__Instrucción escrita__
¿Puedes volver a escribir sin ningún cambio las líneas de los registros que empiezan en la primera y terminan en la que contiene "data-point-before-icrf (730, 684, 743, 697)", ambas incluidas?

__Registros de entrada__
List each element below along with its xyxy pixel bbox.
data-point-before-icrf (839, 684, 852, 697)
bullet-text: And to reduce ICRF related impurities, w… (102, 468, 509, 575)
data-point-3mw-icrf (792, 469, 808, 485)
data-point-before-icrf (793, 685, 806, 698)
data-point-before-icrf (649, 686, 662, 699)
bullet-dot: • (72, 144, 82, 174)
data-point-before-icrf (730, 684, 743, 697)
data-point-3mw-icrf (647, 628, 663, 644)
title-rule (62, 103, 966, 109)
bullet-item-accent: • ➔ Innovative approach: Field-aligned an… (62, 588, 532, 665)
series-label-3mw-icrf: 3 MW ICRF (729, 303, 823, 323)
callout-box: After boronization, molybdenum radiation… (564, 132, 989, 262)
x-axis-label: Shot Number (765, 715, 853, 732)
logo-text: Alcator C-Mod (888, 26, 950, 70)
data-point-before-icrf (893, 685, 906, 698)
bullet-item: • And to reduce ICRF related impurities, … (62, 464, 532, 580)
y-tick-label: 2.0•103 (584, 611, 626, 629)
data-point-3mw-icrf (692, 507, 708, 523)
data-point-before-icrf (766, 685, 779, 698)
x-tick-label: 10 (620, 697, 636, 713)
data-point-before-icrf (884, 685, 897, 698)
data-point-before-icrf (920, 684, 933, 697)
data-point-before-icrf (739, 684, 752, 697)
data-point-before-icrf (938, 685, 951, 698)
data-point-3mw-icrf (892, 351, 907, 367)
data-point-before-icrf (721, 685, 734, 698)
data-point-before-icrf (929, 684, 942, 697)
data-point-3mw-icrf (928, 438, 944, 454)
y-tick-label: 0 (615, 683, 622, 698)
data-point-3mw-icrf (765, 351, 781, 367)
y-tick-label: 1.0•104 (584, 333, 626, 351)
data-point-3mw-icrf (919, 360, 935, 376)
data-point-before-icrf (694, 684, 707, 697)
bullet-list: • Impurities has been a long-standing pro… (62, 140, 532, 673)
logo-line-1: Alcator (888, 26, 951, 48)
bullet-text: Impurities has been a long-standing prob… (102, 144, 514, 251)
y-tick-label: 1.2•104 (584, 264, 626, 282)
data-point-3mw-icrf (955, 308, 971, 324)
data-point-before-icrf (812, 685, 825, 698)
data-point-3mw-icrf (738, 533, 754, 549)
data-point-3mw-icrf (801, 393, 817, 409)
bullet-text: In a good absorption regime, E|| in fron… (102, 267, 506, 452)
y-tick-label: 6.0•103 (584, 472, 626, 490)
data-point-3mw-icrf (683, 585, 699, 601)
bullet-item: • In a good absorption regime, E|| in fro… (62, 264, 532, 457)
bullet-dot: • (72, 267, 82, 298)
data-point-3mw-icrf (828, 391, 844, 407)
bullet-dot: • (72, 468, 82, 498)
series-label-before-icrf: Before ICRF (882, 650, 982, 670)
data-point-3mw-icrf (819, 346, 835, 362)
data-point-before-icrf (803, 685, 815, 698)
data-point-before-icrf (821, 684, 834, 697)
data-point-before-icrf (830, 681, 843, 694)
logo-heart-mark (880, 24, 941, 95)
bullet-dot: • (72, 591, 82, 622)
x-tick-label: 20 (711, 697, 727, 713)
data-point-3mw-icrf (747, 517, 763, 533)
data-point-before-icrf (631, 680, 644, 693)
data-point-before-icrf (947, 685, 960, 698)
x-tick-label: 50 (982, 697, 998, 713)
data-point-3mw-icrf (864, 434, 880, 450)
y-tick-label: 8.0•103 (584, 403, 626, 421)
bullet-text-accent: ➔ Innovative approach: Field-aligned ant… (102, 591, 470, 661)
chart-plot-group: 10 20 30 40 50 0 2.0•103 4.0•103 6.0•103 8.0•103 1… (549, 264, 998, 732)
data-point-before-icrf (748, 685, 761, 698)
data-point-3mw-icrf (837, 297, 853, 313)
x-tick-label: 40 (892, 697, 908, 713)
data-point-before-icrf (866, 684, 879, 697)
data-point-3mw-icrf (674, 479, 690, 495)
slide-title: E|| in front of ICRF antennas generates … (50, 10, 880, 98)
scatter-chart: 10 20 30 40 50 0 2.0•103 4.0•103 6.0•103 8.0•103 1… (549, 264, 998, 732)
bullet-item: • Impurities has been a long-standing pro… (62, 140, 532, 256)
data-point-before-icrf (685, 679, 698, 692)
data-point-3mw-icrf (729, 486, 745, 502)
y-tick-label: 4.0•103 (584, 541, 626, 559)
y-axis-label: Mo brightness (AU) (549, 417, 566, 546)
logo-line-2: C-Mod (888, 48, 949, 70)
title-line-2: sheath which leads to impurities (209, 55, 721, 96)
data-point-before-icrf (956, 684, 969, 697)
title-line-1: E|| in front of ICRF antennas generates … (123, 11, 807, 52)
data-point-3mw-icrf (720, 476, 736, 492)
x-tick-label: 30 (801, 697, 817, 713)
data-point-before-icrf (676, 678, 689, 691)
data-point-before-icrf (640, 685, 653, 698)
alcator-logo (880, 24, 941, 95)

__Solución del ejercicio__
List each element below along with its xyxy pixel bbox.
data-point-before-icrf (839, 684, 852, 697)
bullet-text: And to reduce ICRF related impurities, w… (102, 468, 509, 575)
data-point-3mw-icrf (792, 469, 808, 485)
data-point-before-icrf (793, 685, 806, 698)
data-point-before-icrf (649, 686, 662, 699)
bullet-dot: • (72, 144, 82, 174)
data-point-before-icrf (730, 684, 743, 697)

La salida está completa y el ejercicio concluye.